-- START OF INPUT ROWS --

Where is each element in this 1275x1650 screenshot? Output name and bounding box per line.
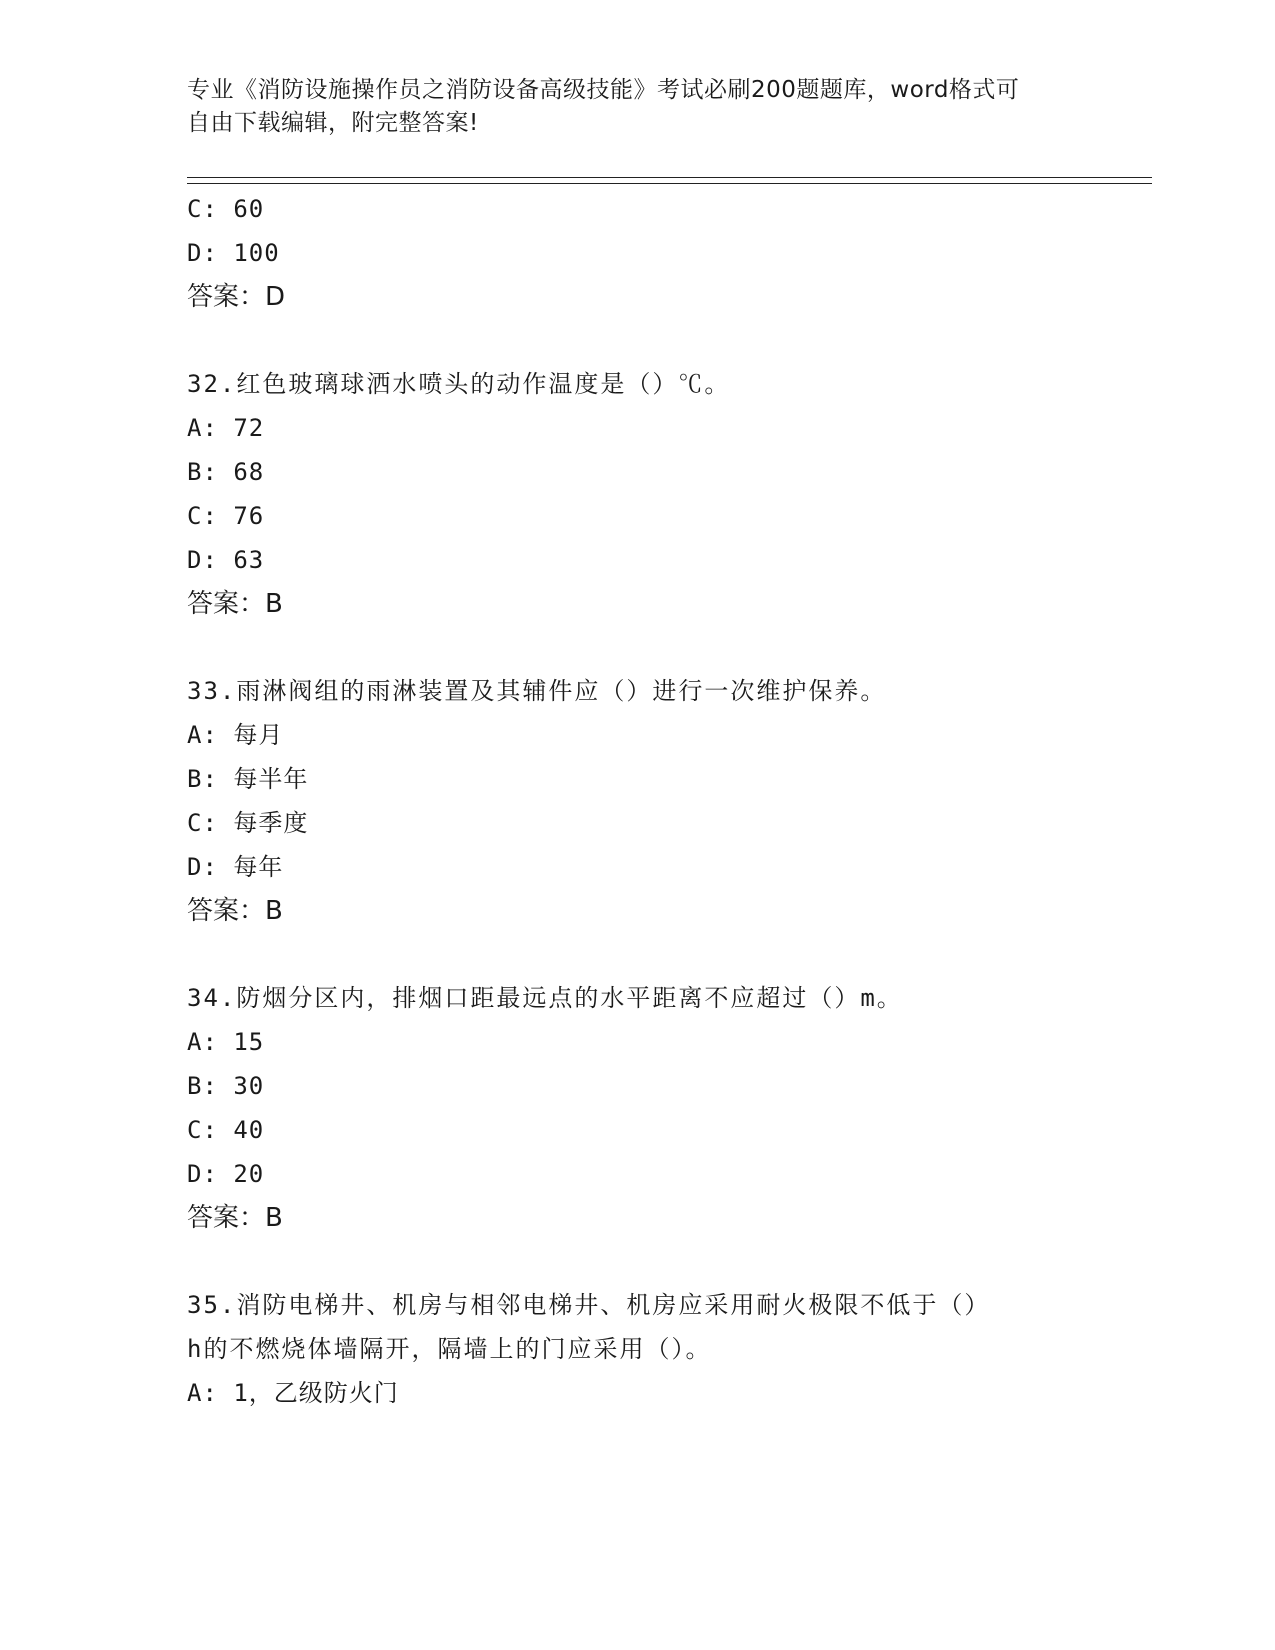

-- END OF INPUT ROWS --
-- START OF INPUT ROWS --

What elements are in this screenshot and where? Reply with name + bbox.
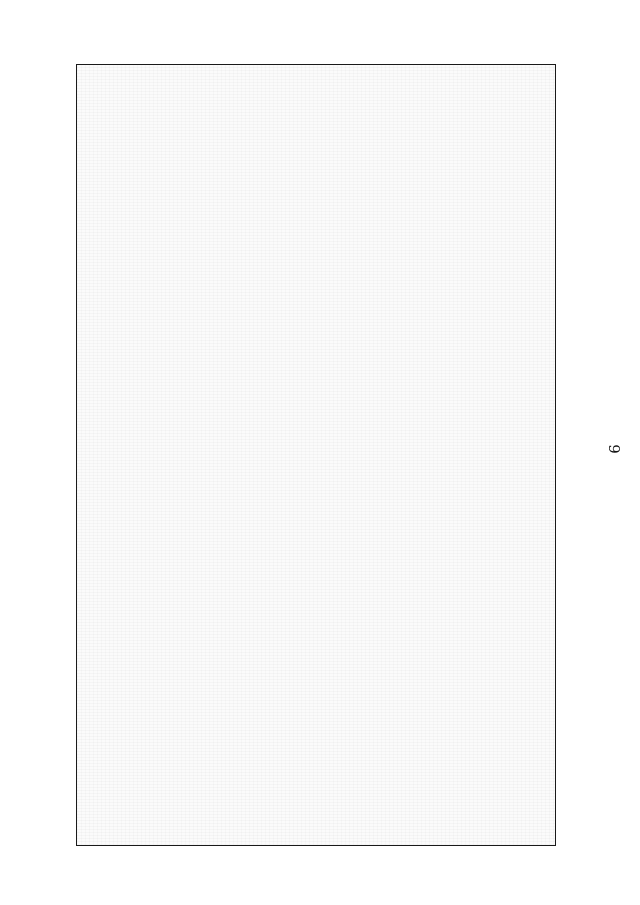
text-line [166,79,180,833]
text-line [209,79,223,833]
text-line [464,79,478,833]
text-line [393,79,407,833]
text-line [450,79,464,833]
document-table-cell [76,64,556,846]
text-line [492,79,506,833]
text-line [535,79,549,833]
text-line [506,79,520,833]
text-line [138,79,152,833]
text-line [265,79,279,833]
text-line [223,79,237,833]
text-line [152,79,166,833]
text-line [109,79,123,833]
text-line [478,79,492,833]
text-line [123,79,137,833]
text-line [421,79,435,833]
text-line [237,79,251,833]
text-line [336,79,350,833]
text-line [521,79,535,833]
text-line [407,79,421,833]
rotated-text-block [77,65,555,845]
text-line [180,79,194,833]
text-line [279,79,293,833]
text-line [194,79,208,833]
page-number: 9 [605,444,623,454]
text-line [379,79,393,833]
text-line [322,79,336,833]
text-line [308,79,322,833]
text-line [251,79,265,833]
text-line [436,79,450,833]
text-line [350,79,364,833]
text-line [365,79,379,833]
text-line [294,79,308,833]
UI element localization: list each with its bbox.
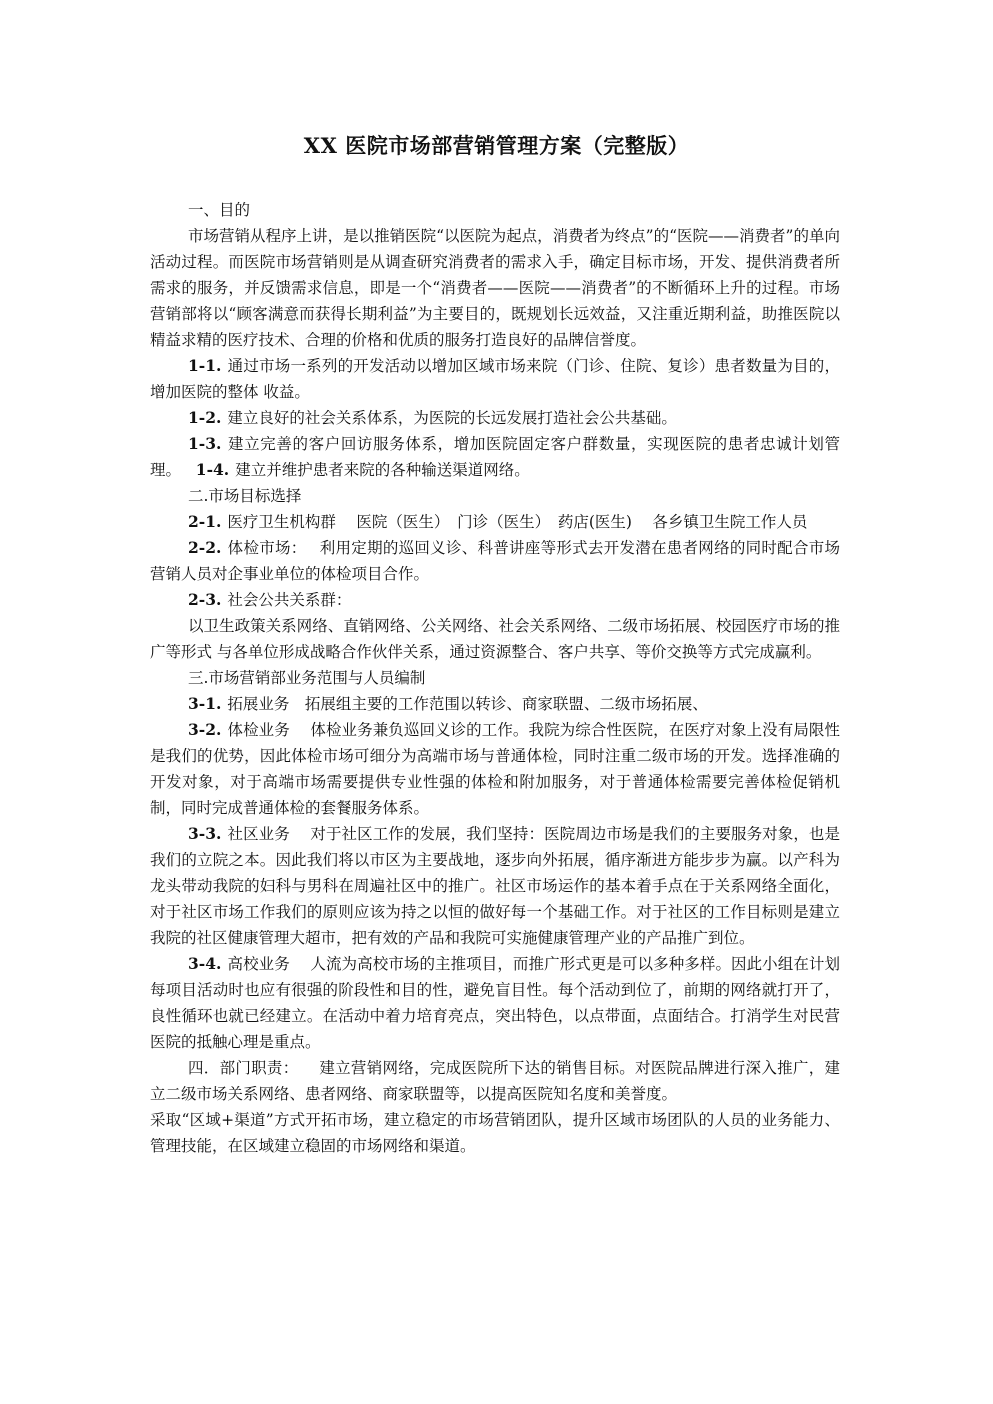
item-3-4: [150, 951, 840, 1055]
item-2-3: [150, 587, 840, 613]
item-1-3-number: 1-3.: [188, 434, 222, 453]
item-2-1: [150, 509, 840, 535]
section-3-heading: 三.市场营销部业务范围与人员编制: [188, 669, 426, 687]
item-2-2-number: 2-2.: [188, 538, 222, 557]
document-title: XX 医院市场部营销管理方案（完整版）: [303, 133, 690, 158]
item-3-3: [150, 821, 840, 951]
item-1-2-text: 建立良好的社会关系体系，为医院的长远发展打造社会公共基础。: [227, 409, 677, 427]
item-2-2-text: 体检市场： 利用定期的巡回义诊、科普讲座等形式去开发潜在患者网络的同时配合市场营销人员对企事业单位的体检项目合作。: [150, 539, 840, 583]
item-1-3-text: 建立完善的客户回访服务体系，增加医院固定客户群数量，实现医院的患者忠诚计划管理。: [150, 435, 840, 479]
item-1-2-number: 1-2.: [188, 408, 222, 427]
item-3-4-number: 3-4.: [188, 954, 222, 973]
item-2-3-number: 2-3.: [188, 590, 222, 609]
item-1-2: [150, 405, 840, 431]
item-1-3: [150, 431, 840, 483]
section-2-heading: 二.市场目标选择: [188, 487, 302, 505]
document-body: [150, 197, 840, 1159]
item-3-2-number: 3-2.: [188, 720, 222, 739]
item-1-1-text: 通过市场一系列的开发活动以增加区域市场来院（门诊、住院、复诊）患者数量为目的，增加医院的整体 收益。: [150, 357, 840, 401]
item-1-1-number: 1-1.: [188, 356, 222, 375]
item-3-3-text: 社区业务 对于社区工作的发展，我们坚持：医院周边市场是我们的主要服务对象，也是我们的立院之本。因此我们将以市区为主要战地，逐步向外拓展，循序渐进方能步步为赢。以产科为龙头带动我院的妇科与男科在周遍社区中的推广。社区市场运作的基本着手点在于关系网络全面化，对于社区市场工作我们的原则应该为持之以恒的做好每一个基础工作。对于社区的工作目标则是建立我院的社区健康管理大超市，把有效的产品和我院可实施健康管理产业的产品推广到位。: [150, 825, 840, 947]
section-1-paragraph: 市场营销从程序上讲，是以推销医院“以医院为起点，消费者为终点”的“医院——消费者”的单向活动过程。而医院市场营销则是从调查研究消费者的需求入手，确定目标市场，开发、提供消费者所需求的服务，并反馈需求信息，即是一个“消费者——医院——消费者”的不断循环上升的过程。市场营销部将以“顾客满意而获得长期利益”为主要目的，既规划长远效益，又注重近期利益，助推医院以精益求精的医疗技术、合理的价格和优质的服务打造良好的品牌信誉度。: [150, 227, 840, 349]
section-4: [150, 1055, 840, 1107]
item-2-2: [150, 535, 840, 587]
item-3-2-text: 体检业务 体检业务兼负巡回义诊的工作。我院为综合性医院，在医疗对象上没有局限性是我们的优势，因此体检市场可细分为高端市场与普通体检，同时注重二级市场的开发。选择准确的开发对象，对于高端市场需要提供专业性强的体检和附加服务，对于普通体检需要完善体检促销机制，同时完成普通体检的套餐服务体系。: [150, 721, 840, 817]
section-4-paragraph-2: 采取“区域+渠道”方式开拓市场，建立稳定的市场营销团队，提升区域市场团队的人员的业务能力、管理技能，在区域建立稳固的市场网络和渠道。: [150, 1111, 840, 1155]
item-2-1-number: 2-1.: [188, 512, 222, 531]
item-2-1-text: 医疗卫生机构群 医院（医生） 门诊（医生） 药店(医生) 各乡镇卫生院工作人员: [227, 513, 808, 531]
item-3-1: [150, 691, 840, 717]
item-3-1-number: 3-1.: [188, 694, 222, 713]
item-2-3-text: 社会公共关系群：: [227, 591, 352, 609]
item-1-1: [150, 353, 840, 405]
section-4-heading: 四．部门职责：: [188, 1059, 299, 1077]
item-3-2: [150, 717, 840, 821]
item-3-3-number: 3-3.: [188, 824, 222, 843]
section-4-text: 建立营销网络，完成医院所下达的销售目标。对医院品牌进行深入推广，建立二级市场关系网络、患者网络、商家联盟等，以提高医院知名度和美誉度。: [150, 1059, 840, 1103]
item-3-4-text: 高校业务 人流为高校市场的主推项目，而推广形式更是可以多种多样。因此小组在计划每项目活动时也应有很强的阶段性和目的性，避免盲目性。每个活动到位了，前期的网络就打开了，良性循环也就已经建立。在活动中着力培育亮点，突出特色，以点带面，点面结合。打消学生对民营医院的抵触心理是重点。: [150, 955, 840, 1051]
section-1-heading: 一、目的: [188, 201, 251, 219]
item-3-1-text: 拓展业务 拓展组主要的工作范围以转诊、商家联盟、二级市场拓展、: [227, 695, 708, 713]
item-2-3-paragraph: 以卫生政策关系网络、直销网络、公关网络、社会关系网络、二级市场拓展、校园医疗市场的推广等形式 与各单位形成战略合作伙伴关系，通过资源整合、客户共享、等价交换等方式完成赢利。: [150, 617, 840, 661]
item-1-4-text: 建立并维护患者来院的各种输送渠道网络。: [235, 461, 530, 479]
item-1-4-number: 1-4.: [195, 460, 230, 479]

-- END OF INPUT ROWS --

• AIM:
Update the lines starting at the line that has "What elements are" and stopping after the line that has "text-line [407,79,421,833]" by replacing "bbox" with "bounding box" and leaving everything else unchanged. Leave the pictures out of the answer.

• RESULT OF THE TASK:
What elements are in this screenshot and where? Reply with name + bounding box.
text-line [166,79,180,833]
text-line [209,79,223,833]
text-line [464,79,478,833]
text-line [393,79,407,833]
text-line [450,79,464,833]
document-table-cell [76,64,556,846]
text-line [492,79,506,833]
text-line [535,79,549,833]
text-line [506,79,520,833]
text-line [138,79,152,833]
text-line [265,79,279,833]
text-line [223,79,237,833]
text-line [152,79,166,833]
text-line [109,79,123,833]
text-line [478,79,492,833]
text-line [123,79,137,833]
text-line [421,79,435,833]
text-line [237,79,251,833]
text-line [336,79,350,833]
text-line [521,79,535,833]
text-line [407,79,421,833]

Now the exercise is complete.